>> Begin ENTRIES SHOWN
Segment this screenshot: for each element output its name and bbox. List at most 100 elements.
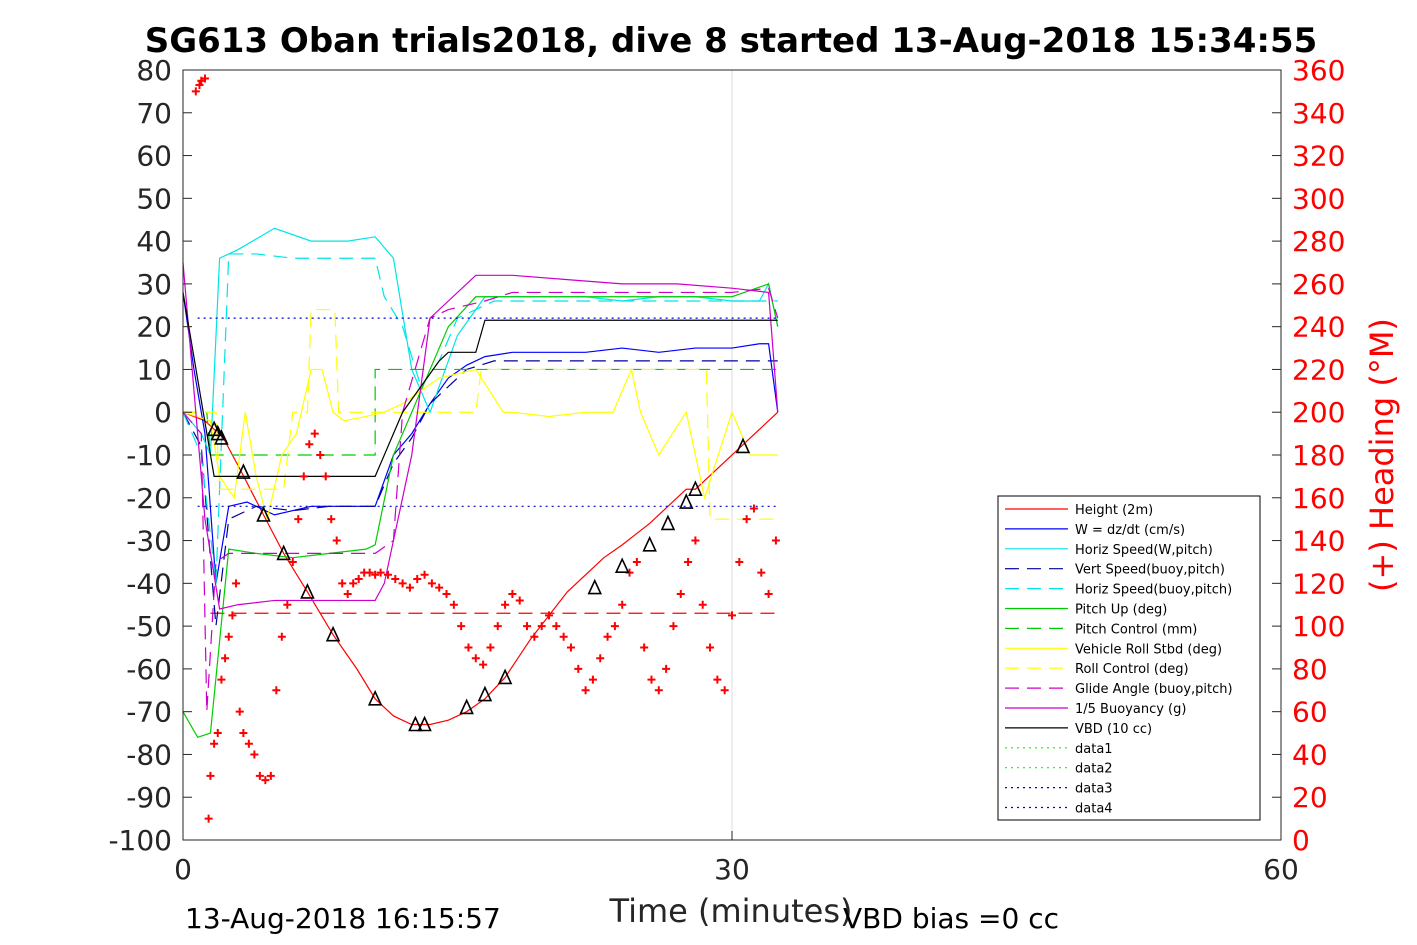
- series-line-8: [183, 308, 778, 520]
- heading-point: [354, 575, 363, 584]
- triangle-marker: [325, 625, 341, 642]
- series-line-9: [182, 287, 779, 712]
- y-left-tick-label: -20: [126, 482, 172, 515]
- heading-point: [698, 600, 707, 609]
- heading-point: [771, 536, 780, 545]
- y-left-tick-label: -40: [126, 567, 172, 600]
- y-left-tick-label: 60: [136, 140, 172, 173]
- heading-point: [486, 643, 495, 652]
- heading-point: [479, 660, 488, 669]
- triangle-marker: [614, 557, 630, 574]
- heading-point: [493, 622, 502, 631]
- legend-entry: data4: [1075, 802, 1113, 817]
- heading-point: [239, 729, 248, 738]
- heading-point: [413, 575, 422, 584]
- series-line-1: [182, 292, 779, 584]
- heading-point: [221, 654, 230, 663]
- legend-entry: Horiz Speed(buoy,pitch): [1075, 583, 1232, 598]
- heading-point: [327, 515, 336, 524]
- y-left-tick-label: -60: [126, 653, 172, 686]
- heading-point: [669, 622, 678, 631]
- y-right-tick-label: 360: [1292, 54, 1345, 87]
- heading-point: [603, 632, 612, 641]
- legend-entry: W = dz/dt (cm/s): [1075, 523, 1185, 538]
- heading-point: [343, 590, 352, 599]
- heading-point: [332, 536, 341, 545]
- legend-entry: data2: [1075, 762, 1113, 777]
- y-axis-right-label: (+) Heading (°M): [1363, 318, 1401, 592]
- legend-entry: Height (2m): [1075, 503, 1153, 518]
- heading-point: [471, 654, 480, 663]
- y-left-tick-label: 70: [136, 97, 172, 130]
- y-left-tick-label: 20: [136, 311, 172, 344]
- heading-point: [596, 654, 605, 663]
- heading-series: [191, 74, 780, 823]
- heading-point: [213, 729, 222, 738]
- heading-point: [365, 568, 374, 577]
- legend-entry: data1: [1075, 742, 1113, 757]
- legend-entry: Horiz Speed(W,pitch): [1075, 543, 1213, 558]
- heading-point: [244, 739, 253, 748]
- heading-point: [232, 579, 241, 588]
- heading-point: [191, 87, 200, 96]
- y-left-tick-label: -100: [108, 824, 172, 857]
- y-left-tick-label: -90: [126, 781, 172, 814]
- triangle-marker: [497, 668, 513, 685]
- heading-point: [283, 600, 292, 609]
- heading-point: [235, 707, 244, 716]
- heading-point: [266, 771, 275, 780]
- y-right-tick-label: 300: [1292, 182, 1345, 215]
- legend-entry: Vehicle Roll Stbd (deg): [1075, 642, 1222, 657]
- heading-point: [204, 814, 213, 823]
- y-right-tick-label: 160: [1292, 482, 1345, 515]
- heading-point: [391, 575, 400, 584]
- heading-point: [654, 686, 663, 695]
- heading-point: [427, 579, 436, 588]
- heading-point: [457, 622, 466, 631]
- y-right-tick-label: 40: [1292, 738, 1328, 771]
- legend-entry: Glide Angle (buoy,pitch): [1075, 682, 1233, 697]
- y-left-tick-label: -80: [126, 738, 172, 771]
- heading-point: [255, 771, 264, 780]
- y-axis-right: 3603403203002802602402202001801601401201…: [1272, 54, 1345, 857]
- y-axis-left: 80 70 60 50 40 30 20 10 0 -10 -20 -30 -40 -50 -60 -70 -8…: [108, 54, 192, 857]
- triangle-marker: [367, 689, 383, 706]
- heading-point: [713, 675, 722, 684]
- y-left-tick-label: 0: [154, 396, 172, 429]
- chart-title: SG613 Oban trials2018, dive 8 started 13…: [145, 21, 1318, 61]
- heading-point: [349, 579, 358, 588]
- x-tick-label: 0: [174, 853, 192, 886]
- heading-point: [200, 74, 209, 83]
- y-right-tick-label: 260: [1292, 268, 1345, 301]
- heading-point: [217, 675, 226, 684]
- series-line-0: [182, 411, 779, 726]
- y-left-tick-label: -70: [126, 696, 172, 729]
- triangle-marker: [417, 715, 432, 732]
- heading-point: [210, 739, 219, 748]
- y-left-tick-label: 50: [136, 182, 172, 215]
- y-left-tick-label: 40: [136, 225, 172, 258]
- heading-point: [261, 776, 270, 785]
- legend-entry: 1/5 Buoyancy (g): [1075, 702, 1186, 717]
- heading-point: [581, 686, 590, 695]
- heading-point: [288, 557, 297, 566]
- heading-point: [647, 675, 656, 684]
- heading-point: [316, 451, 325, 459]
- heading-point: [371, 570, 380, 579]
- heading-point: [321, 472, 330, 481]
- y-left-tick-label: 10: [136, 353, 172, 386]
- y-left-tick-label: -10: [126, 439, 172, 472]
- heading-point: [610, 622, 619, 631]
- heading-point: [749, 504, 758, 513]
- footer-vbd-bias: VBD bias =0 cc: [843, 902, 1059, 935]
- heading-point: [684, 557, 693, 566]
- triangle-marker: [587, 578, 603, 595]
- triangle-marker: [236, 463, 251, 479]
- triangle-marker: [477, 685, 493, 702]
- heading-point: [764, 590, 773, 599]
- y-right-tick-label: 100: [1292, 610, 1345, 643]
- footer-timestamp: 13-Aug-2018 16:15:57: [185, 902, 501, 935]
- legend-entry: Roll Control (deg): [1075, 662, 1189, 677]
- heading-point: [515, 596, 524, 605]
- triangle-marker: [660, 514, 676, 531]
>> End ENTRIES SHOWN
PROBLEM: Can you reproduce all of the data above word for word, leaving out the pictures?

CORRECT RESULT:
Segment this screenshot: for each element output its name and bbox. List at most 100 elements.
- series-line-8: [183, 308, 778, 520]
- heading-point: [354, 575, 363, 584]
- triangle-marker: [325, 625, 341, 642]
- series-line-9: [182, 287, 779, 712]
- y-left-tick-label: -20: [126, 482, 172, 515]
- heading-point: [698, 600, 707, 609]
- heading-point: [771, 536, 780, 545]
- y-left-tick-label: -40: [126, 567, 172, 600]
- y-left-tick-label: 60: [136, 140, 172, 173]
- heading-point: [486, 643, 495, 652]
- heading-point: [479, 660, 488, 669]
- triangle-marker: [614, 557, 630, 574]
- heading-point: [493, 622, 502, 631]
- legend-entry: data4: [1075, 802, 1113, 817]
- heading-point: [239, 729, 248, 738]
- heading-point: [413, 575, 422, 584]
- series-line-1: [182, 292, 779, 584]
- heading-point: [221, 654, 230, 663]
- legend-entry: Horiz Speed(buoy,pitch): [1075, 583, 1232, 598]
- heading-point: [327, 515, 336, 524]
- y-left-tick-label: -60: [126, 653, 172, 686]
- heading-point: [669, 622, 678, 631]
- y-right-tick-label: 360: [1292, 54, 1345, 87]
- heading-point: [603, 632, 612, 641]
- legend-entry: W = dz/dt (cm/s): [1075, 523, 1185, 538]
- heading-point: [343, 590, 352, 599]
- heading-point: [332, 536, 341, 545]
- legend-entry: data2: [1075, 762, 1113, 777]
- y-axis-right-label: (+) Heading (°M): [1363, 318, 1401, 592]
- legend-entry: Height (2m): [1075, 503, 1153, 518]
- heading-point: [471, 654, 480, 663]
- y-left-tick-label: 70: [136, 97, 172, 130]
- y-left-tick-label: 20: [136, 311, 172, 344]
- heading-point: [596, 654, 605, 663]
- heading-series: [191, 74, 780, 823]
- heading-point: [213, 729, 222, 738]
- heading-point: [365, 568, 374, 577]
- legend-entry: data1: [1075, 742, 1113, 757]
- legend-entry: Horiz Speed(W,pitch): [1075, 543, 1213, 558]
- heading-point: [244, 739, 253, 748]
- heading-point: [232, 579, 241, 588]
- heading-point: [191, 87, 200, 96]
- y-left-tick-label: -100: [108, 824, 172, 857]
- y-left-tick-label: -90: [126, 781, 172, 814]
- triangle-marker: [497, 668, 513, 685]
- heading-point: [283, 600, 292, 609]
- heading-point: [235, 707, 244, 716]
- heading-point: [266, 771, 275, 780]
- y-right-tick-label: 300: [1292, 182, 1345, 215]
- legend-entry: Vehicle Roll Stbd (deg): [1075, 642, 1222, 657]
- heading-point: [204, 814, 213, 823]
- y-right-tick-label: 160: [1292, 482, 1345, 515]
- heading-point: [391, 575, 400, 584]
- heading-point: [654, 686, 663, 695]
- heading-point: [427, 579, 436, 588]
- heading-point: [457, 622, 466, 631]
- y-right-tick-label: 40: [1292, 738, 1328, 771]
- legend-entry: Glide Angle (buoy,pitch): [1075, 682, 1233, 697]
- y-left-tick-label: -80: [126, 738, 172, 771]
- heading-point: [255, 771, 264, 780]
- y-axis-right: 3603403203002802602402202001801601401201…: [1272, 54, 1345, 857]
- y-axis-left: 80 70 60 50 40 30 20 10 0 -10 -20 -30 -40 -50 -60 -70 -8…: [108, 54, 192, 857]
- triangle-marker: [367, 689, 383, 706]
- heading-point: [713, 675, 722, 684]
- y-left-tick-label: 0: [154, 396, 172, 429]
- chart-title: SG613 Oban trials2018, dive 8 started 13…: [145, 21, 1318, 61]
- heading-point: [349, 579, 358, 588]
- x-tick-label: 0: [174, 853, 192, 886]
- heading-point: [200, 74, 209, 83]
- y-right-tick-label: 260: [1292, 268, 1345, 301]
- heading-point: [217, 675, 226, 684]
- series-line-0: [182, 411, 779, 726]
- y-left-tick-label: -70: [126, 696, 172, 729]
- triangle-marker: [417, 715, 432, 732]
- heading-point: [210, 739, 219, 748]
- y-left-tick-label: 50: [136, 182, 172, 215]
- y-left-tick-label: 40: [136, 225, 172, 258]
- heading-point: [261, 776, 270, 785]
- legend-entry: 1/5 Buoyancy (g): [1075, 702, 1186, 717]
- heading-point: [581, 686, 590, 695]
- heading-point: [288, 557, 297, 566]
- heading-point: [647, 675, 656, 684]
- heading-point: [316, 451, 325, 459]
- heading-point: [371, 570, 380, 579]
- heading-point: [321, 472, 330, 481]
- y-left-tick-label: 10: [136, 353, 172, 386]
- y-left-tick-label: -10: [126, 439, 172, 472]
- heading-point: [610, 622, 619, 631]
- heading-point: [749, 504, 758, 513]
- footer-vbd-bias: VBD bias =0 cc: [843, 902, 1059, 935]
- heading-point: [684, 557, 693, 566]
- triangle-marker: [587, 578, 603, 595]
- triangle-marker: [236, 463, 251, 479]
- triangle-marker: [477, 685, 493, 702]
- heading-point: [764, 590, 773, 599]
- y-right-tick-label: 100: [1292, 610, 1345, 643]
- footer-timestamp: 13-Aug-2018 16:15:57: [185, 902, 501, 935]
- legend-entry: Roll Control (deg): [1075, 662, 1189, 677]
- heading-point: [515, 596, 524, 605]
- triangle-marker: [660, 514, 676, 531]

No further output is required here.